DESCRIPTION OF THE TASK:
Extract every line of the material below and reproduce it faithfully.

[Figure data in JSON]
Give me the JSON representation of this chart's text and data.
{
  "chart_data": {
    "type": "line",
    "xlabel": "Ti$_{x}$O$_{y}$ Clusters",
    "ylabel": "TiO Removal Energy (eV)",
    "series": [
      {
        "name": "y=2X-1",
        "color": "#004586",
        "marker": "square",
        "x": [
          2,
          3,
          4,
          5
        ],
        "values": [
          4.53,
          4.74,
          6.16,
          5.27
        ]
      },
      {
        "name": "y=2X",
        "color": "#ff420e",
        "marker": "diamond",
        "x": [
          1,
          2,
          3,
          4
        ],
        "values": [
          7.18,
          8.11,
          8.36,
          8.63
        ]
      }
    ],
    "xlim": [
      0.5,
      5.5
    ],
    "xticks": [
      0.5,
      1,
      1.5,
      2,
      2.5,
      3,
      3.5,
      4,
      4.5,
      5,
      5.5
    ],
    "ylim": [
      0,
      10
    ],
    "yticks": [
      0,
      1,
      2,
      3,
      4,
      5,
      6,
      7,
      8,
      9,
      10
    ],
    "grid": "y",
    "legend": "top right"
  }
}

EXERCISE RESULT:
Give me the JSON representation of this chart's text and data.
{
  "chart_data": {
    "type": "line",
    "xlabel": "Ti$_{x}$O$_{y}$ Clusters",
    "ylabel": "TiO Removal Energy (eV)",
    "series": [
      {
        "name": "y=2X-1",
        "color": "#004586",
        "marker": "square",
        "x": [
          2,
          3,
          4,
          5
        ],
        "values": [
          4.53,
          4.74,
          6.16,
          5.27
        ]
      },
      {
        "name": "y=2X",
        "color": "#ff420e",
        "marker": "diamond",
        "x": [
          1,
          2,
          3,
          4
        ],
        "values": [
          7.18,
          8.11,
          8.36,
          8.63
        ]
      }
    ],
    "xlim": [
      0.5,
      5.5
    ],
    "xticks": [
      0.5,
      1,
      1.5,
      2,
      2.5,
      3,
      3.5,
      4,
      4.5,
      5,
      5.5
    ],
    "ylim": [
      0,
      10
    ],
    "yticks": [
      0,
      1,
      2,
      3,
      4,
      5,
      6,
      7,
      8,
      9,
      10
    ],
    "grid": "y",
    "legend": "top right"
  }
}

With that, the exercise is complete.